* _Task description_
Give every line below again, exactly.

Data items
======

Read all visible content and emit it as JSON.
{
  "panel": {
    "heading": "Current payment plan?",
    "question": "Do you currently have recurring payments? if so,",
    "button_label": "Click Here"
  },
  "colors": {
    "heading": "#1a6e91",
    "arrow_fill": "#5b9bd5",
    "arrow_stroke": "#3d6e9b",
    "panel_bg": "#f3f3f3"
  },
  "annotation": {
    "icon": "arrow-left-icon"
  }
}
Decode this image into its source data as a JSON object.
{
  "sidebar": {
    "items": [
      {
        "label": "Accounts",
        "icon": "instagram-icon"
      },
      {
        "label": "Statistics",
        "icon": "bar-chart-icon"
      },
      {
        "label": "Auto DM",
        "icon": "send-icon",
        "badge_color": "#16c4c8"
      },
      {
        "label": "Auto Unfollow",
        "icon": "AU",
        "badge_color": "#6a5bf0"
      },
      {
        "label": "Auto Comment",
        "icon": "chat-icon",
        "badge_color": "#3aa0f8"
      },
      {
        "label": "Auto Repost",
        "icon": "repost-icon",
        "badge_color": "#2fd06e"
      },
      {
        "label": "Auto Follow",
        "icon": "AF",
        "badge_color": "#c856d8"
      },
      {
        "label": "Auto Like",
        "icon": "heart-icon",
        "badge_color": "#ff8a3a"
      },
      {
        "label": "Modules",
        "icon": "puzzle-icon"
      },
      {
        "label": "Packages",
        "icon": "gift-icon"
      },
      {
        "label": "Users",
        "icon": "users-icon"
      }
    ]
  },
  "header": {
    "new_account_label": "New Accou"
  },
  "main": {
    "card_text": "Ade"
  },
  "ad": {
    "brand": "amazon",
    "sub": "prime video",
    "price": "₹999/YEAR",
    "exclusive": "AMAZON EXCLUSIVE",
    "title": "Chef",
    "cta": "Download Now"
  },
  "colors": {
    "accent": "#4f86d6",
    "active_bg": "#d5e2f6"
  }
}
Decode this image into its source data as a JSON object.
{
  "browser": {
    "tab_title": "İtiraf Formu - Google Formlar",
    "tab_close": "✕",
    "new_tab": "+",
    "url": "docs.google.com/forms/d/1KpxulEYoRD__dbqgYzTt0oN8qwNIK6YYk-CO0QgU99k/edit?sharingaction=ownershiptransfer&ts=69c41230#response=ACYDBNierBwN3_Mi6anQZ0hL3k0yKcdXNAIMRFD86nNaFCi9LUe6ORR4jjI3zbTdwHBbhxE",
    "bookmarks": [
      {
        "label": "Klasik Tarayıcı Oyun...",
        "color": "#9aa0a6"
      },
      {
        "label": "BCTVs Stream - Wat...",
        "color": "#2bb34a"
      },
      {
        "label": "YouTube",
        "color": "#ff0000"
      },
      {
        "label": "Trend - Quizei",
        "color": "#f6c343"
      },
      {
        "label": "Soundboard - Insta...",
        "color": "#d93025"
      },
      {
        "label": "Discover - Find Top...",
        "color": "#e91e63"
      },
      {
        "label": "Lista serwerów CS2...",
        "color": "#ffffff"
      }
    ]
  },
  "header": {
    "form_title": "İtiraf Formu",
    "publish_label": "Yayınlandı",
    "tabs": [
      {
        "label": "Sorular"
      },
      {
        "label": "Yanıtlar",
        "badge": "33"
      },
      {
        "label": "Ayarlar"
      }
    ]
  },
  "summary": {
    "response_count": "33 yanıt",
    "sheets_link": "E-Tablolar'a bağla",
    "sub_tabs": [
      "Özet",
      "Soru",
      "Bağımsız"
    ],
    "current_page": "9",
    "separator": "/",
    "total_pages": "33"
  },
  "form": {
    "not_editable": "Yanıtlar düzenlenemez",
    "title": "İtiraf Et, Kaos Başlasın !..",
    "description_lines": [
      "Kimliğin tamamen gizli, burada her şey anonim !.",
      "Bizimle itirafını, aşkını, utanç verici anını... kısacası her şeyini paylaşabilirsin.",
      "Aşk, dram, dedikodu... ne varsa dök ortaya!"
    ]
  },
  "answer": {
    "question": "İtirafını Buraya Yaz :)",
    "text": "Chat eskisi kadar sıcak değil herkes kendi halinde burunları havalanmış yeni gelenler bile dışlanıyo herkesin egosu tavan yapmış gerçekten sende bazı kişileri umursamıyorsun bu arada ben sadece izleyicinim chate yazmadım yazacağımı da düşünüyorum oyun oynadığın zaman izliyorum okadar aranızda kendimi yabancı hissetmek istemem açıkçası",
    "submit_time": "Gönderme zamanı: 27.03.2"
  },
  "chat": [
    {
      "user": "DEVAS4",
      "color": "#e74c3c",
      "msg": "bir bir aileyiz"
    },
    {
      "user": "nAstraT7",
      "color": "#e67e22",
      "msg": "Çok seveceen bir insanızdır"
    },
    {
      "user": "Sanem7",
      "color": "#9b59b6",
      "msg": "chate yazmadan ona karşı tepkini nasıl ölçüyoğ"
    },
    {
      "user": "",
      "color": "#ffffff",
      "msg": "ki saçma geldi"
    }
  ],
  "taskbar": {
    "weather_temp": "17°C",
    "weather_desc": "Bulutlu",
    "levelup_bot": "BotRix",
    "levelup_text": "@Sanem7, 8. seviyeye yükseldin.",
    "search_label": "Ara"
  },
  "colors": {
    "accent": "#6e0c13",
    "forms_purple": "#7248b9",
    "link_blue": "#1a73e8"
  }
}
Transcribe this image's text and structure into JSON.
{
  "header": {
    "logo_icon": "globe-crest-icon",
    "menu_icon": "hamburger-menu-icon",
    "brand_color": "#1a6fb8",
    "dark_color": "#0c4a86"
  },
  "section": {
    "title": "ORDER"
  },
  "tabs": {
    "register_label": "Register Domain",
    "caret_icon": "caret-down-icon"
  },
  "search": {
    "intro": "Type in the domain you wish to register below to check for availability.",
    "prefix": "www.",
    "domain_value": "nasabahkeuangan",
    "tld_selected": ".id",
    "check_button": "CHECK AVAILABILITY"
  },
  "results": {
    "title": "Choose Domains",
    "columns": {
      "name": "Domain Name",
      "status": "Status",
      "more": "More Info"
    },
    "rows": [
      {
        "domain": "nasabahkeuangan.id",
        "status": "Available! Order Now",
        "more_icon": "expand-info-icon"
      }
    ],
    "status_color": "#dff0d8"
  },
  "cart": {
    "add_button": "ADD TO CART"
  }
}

======

* _Response for this exercise_
Read all visible content and emit it as JSON.
{
  "panel": {
    "heading": "Current payment plan?",
    "question": "Do you currently have recurring payments? if so,",
    "button_label": "Click Here"
  },
  "colors": {
    "heading": "#1a6e91",
    "arrow_fill": "#5b9bd5",
    "arrow_stroke": "#3d6e9b",
    "panel_bg": "#f3f3f3"
  },
  "annotation": {
    "icon": "arrow-left-icon"
  }
}
Decode this image into its source data as a JSON object.
{
  "sidebar": {
    "items": [
      {
        "label": "Accounts",
        "icon": "instagram-icon"
      },
      {
        "label": "Statistics",
        "icon": "bar-chart-icon"
      },
      {
        "label": "Auto DM",
        "icon": "send-icon",
        "badge_color": "#16c4c8"
      },
      {
        "label": "Auto Unfollow",
        "icon": "AU",
        "badge_color": "#6a5bf0"
      },
      {
        "label": "Auto Comment",
        "icon": "chat-icon",
        "badge_color": "#3aa0f8"
      },
      {
        "label": "Auto Repost",
        "icon": "repost-icon",
        "badge_color": "#2fd06e"
      },
      {
        "label": "Auto Follow",
        "icon": "AF",
        "badge_color": "#c856d8"
      },
      {
        "label": "Auto Like",
        "icon": "heart-icon",
        "badge_color": "#ff8a3a"
      },
      {
        "label": "Modules",
        "icon": "puzzle-icon"
      },
      {
        "label": "Packages",
        "icon": "gift-icon"
      },
      {
        "label": "Users",
        "icon": "users-icon"
      }
    ]
  },
  "header": {
    "new_account_label": "New Accou"
  },
  "main": {
    "card_text": "Ade"
  },
  "ad": {
    "brand": "amazon",
    "sub": "prime video",
    "price": "₹999/YEAR",
    "exclusive": "AMAZON EXCLUSIVE",
    "title": "Chef",
    "cta": "Download Now"
  },
  "colors": {
    "accent": "#4f86d6",
    "active_bg": "#d5e2f6"
  }
}
Decode this image into its source data as a JSON object.
{
  "browser": {
    "tab_title": "İtiraf Formu - Google Formlar",
    "tab_close": "✕",
    "new_tab": "+",
    "url": "docs.google.com/forms/d/1KpxulEYoRD__dbqgYzTt0oN8qwNIK6YYk-CO0QgU99k/edit?sharingaction=ownershiptransfer&ts=69c41230#response=ACYDBNierBwN3_Mi6anQZ0hL3k0yKcdXNAIMRFD86nNaFCi9LUe6ORR4jjI3zbTdwHBbhxE",
    "bookmarks": [
      {
        "label": "Klasik Tarayıcı Oyun...",
        "color": "#9aa0a6"
      },
      {
        "label": "BCTVs Stream - Wat...",
        "color": "#2bb34a"
      },
      {
        "label": "YouTube",
        "color": "#ff0000"
      },
      {
        "label": "Trend - Quizei",
        "color": "#f6c343"
      },
      {
        "label": "Soundboard - Insta...",
        "color": "#d93025"
      },
      {
        "label": "Discover - Find Top...",
        "color": "#e91e63"
      },
      {
        "label": "Lista serwerów CS2...",
        "color": "#ffffff"
      }
    ]
  },
  "header": {
    "form_title": "İtiraf Formu",
    "publish_label": "Yayınlandı",
    "tabs": [
      {
        "label": "Sorular"
      },
      {
        "label": "Yanıtlar",
        "badge": "33"
      },
      {
        "label": "Ayarlar"
      }
    ]
  },
  "summary": {
    "response_count": "33 yanıt",
    "sheets_link": "E-Tablolar'a bağla",
    "sub_tabs": [
      "Özet",
      "Soru",
      "Bağımsız"
    ],
    "current_page": "9",
    "separator": "/",
    "total_pages": "33"
  },
  "form": {
    "not_editable": "Yanıtlar düzenlenemez",
    "title": "İtiraf Et, Kaos Başlasın !..",
    "description_lines": [
      "Kimliğin tamamen gizli, burada her şey anonim !.",
      "Bizimle itirafını, aşkını, utanç verici anını... kısacası her şeyini paylaşabilirsin.",
      "Aşk, dram, dedikodu... ne varsa dök ortaya!"
    ]
  },
  "answer": {
    "question": "İtirafını Buraya Yaz :)",
    "text": "Chat eskisi kadar sıcak değil herkes kendi halinde burunları havalanmış yeni gelenler bile dışlanıyo herkesin egosu tavan yapmış gerçekten sende bazı kişileri umursamıyorsun bu arada ben sadece izleyicinim chate yazmadım yazacağımı da düşünüyorum oyun oynadığın zaman izliyorum okadar aranızda kendimi yabancı hissetmek istemem açıkçası",
    "submit_time": "Gönderme zamanı: 27.03.2"
  },
  "chat": [
    {
      "user": "DEVAS4",
      "color": "#e74c3c",
      "msg": "bir bir aileyiz"
    },
    {
      "user": "nAstraT7",
      "color": "#e67e22",
      "msg": "Çok seveceen bir insanızdır"
    },
    {
      "user": "Sanem7",
      "color": "#9b59b6",
      "msg": "chate yazmadan ona karşı tepkini nasıl ölçüyoğ"
    },
    {
      "user": "",
      "color": "#ffffff",
      "msg": "ki saçma geldi"
    }
  ],
  "taskbar": {
    "weather_temp": "17°C",
    "weather_desc": "Bulutlu",
    "levelup_bot": "BotRix",
    "levelup_text": "@Sanem7, 8. seviyeye yükseldin.",
    "search_label": "Ara"
  },
  "colors": {
    "accent": "#6e0c13",
    "forms_purple": "#7248b9",
    "link_blue": "#1a73e8"
  }
}
Transcribe this image's text and structure into JSON.
{
  "header": {
    "logo_icon": "globe-crest-icon",
    "menu_icon": "hamburger-menu-icon",
    "brand_color": "#1a6fb8",
    "dark_color": "#0c4a86"
  },
  "section": {
    "title": "ORDER"
  },
  "tabs": {
    "register_label": "Register Domain",
    "caret_icon": "caret-down-icon"
  },
  "search": {
    "intro": "Type in the domain you wish to register below to check for availability.",
    "prefix": "www.",
    "domain_value": "nasabahkeuangan",
    "tld_selected": ".id",
    "check_button": "CHECK AVAILABILITY"
  },
  "results": {
    "title": "Choose Domains",
    "columns": {
      "name": "Domain Name",
      "status": "Status",
      "more": "More Info"
    },
    "rows": [
      {
        "domain": "nasabahkeuangan.id",
        "status": "Available! Order Now",
        "more_icon": "expand-info-icon"
      }
    ],
    "status_color": "#dff0d8"
  },
  "cart": {
    "add_button": "ADD TO CART"
  }
}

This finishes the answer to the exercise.